Element location listings:
'''

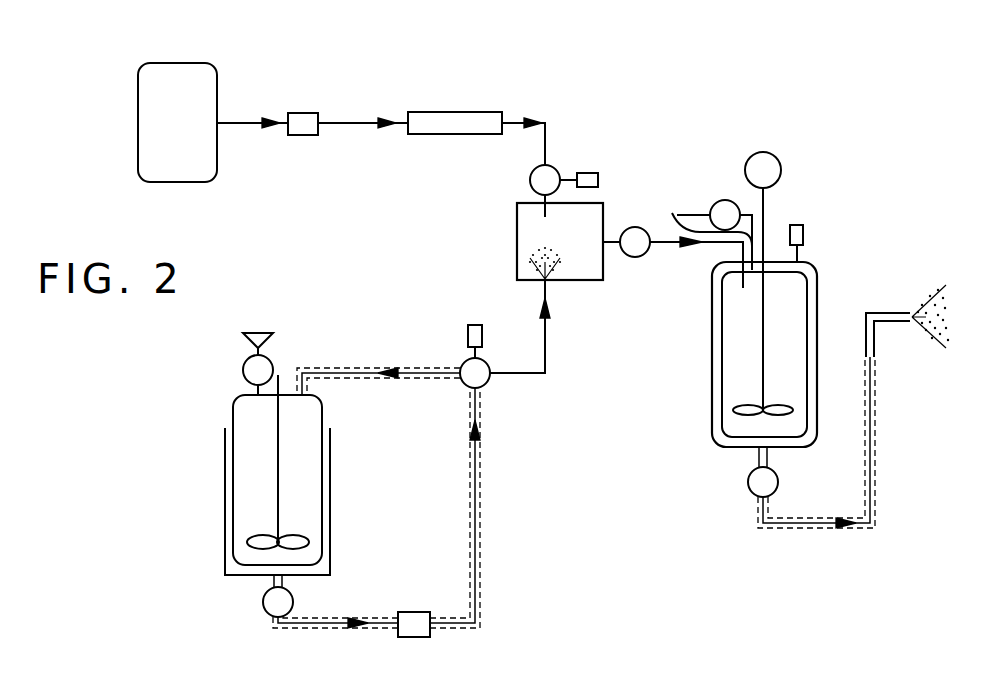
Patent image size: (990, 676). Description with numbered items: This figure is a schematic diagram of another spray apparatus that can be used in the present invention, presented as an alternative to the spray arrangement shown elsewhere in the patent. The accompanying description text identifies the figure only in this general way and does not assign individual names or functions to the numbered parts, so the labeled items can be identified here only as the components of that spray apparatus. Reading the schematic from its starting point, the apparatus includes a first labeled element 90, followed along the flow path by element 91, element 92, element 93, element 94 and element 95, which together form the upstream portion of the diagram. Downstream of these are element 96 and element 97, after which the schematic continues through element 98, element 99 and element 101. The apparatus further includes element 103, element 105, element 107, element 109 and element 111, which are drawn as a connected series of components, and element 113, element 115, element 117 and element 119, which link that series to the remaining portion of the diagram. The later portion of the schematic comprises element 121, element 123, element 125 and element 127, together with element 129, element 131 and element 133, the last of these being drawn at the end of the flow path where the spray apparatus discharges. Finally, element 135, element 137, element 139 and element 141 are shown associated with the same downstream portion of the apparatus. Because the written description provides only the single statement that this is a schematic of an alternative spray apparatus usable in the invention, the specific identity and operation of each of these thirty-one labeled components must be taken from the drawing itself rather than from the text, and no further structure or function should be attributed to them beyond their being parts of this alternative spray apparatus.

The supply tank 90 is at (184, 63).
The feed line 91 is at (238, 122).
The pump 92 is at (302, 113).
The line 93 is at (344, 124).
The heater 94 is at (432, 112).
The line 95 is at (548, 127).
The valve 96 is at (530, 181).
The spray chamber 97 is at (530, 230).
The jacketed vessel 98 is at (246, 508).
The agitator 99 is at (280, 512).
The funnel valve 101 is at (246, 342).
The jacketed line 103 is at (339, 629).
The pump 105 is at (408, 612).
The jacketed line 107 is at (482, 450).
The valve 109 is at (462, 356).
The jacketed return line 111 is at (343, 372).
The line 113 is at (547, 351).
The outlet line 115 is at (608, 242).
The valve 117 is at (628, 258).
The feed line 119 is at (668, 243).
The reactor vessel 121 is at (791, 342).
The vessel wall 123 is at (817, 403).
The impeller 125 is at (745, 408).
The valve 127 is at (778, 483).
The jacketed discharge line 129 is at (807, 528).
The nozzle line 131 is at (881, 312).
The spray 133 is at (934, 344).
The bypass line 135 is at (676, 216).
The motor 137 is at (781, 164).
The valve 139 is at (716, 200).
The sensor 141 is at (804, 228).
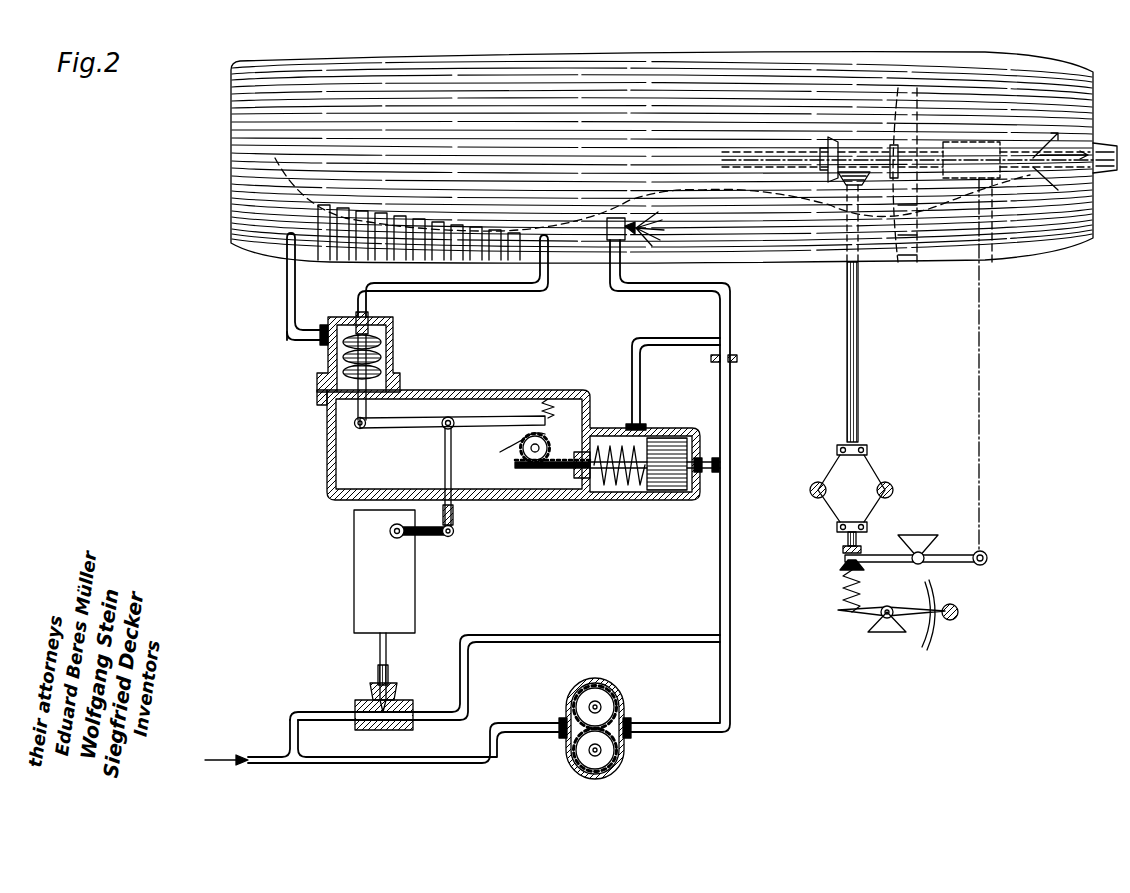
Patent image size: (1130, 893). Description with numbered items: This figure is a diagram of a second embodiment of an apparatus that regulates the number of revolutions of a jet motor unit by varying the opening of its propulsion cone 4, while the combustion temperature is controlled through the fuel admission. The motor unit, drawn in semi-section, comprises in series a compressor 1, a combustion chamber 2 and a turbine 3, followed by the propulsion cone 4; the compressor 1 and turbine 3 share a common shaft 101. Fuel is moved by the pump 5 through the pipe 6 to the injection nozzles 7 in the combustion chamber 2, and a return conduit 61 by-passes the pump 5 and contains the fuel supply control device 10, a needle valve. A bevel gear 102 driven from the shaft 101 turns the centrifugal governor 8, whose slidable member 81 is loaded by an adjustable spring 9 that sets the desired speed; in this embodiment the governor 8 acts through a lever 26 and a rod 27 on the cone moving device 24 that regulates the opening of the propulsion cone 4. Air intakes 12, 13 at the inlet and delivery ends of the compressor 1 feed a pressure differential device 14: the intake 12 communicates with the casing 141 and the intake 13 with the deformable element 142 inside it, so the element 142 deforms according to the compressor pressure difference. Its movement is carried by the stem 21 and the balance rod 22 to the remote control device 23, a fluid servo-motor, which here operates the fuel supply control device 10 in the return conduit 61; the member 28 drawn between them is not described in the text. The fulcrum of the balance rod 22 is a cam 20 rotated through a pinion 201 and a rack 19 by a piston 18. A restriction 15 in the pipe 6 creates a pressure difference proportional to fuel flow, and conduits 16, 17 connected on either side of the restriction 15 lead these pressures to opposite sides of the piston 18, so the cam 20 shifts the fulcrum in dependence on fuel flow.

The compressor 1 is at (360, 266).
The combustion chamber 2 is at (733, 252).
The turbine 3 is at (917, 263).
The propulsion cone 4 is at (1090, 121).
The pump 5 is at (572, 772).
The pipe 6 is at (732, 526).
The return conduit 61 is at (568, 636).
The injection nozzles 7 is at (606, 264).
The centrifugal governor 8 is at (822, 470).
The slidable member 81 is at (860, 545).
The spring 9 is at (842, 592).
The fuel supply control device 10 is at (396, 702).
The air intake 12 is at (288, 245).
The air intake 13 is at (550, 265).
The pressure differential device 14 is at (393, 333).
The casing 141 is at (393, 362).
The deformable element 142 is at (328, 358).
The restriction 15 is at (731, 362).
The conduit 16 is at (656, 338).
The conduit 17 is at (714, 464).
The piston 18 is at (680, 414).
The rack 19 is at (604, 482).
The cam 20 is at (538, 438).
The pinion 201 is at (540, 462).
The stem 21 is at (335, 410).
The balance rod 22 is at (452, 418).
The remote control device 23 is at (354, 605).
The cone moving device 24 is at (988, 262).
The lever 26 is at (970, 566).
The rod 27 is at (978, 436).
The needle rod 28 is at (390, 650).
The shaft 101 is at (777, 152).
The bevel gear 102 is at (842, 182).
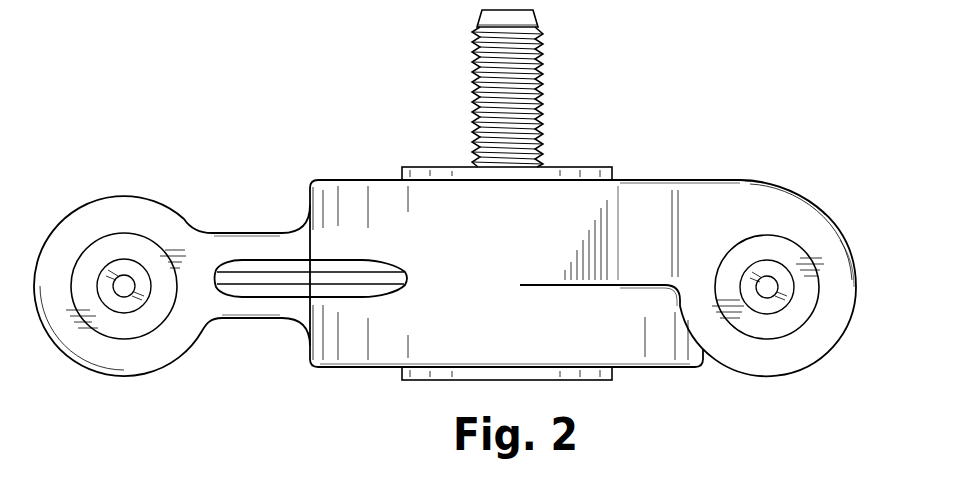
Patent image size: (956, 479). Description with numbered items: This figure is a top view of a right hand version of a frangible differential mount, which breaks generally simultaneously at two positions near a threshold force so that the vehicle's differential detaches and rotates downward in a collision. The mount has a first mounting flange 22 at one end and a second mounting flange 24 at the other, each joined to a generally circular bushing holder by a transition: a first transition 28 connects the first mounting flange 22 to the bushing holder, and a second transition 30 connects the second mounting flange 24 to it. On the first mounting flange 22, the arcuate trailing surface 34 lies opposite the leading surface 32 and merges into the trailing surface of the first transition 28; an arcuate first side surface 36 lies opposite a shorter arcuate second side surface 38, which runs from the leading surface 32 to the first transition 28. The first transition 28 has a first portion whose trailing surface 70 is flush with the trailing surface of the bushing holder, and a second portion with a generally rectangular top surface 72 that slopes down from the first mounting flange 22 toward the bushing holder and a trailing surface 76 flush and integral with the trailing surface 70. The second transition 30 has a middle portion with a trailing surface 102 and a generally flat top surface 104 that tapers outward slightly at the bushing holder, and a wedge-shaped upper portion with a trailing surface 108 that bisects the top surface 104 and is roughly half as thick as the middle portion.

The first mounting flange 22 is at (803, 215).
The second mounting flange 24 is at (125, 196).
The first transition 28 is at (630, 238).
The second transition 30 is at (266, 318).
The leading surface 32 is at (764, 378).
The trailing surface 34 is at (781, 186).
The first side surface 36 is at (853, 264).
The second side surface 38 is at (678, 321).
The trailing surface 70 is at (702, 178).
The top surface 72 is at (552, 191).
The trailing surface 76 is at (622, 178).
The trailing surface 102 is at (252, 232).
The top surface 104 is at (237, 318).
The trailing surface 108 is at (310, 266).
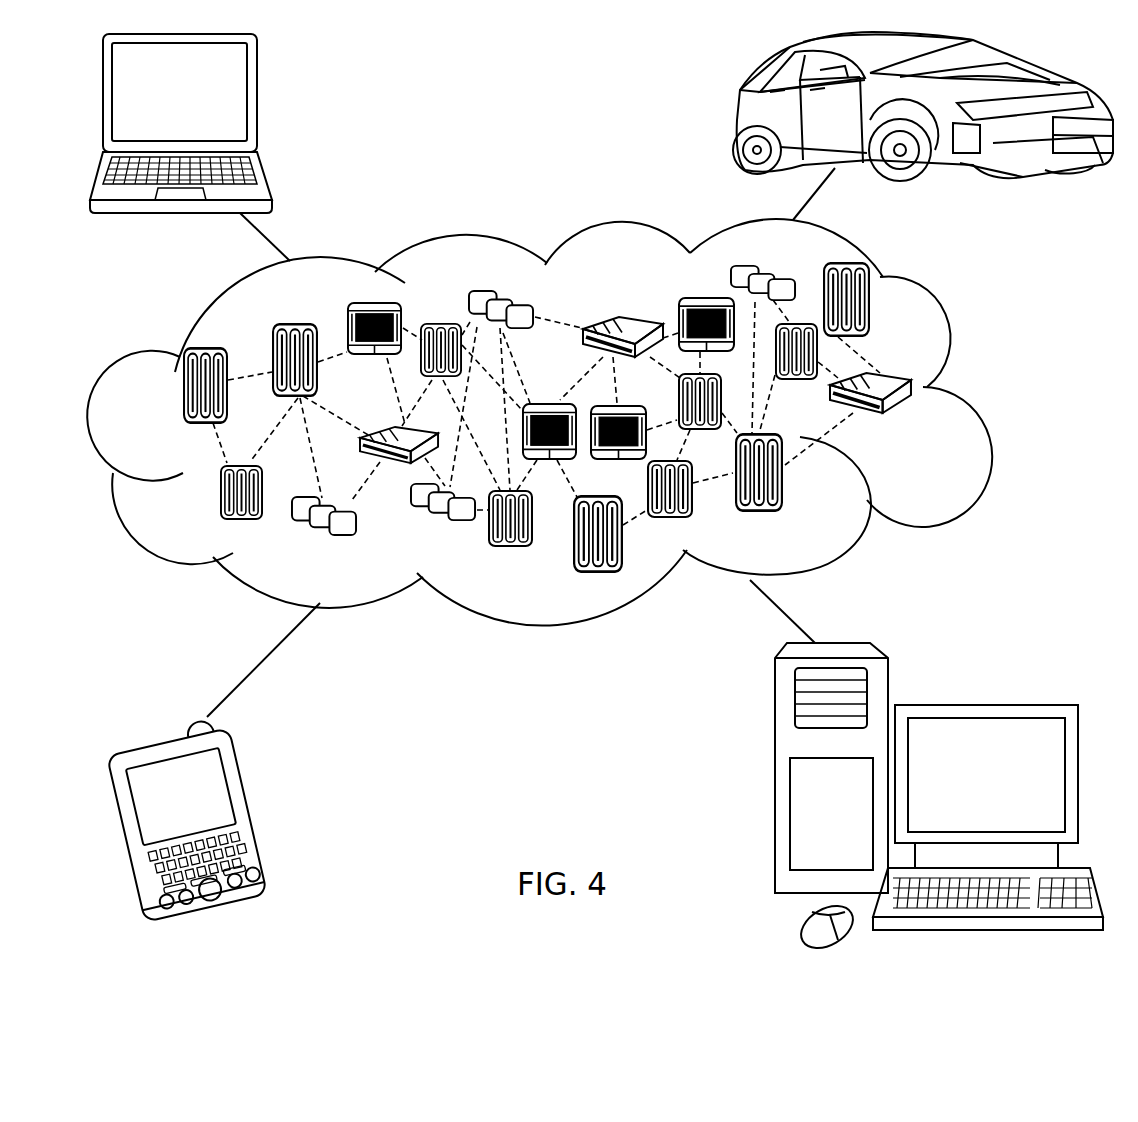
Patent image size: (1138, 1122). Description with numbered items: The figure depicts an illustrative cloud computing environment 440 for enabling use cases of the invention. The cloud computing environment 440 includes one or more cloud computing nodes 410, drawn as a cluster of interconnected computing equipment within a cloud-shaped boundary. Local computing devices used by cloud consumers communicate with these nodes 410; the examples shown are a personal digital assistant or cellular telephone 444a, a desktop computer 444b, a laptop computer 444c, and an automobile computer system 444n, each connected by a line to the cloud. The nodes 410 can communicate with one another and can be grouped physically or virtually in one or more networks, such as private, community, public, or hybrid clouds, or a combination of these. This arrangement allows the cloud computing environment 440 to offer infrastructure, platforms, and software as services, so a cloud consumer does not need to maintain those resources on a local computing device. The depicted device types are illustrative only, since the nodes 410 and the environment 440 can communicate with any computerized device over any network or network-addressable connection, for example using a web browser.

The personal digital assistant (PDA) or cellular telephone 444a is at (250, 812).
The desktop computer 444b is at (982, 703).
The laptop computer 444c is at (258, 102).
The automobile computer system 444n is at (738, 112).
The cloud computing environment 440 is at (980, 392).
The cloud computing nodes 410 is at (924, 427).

'''

Rewrite the part that opens with the line containing "Patent image size: (1138, 1122)." and runs through the end of the data, putting "exemplary" in place of "illustrative" and leaving everything else unchanged.

Patent image size: (1138, 1122). Description with numbered items: The figure depicts an exemplary cloud computing environment 440 for enabling use cases of the invention. The cloud computing environment 440 includes one or more cloud computing nodes 410, drawn as a cluster of interconnected computing equipment within a cloud-shaped boundary. Local computing devices used by cloud consumers communicate with these nodes 410; the examples shown are a personal digital assistant or cellular telephone 444a, a desktop computer 444b, a laptop computer 444c, and an automobile computer system 444n, each connected by a line to the cloud. The nodes 410 can communicate with one another and can be grouped physically or virtually in one or more networks, such as private, community, public, or hybrid clouds, or a combination of these. This arrangement allows the cloud computing environment 440 to offer infrastructure, platforms, and software as services, so a cloud consumer does not need to maintain those resources on a local computing device. The depicted device types are exemplary only, since the nodes 410 and the environment 440 can communicate with any computerized device over any network or network-addressable connection, for example using a web browser.

The personal digital assistant (PDA) or cellular telephone 444a is at (250, 812).
The desktop computer 444b is at (982, 703).
The laptop computer 444c is at (258, 102).
The automobile computer system 444n is at (738, 112).
The cloud computing environment 440 is at (980, 392).
The cloud computing nodes 410 is at (924, 427).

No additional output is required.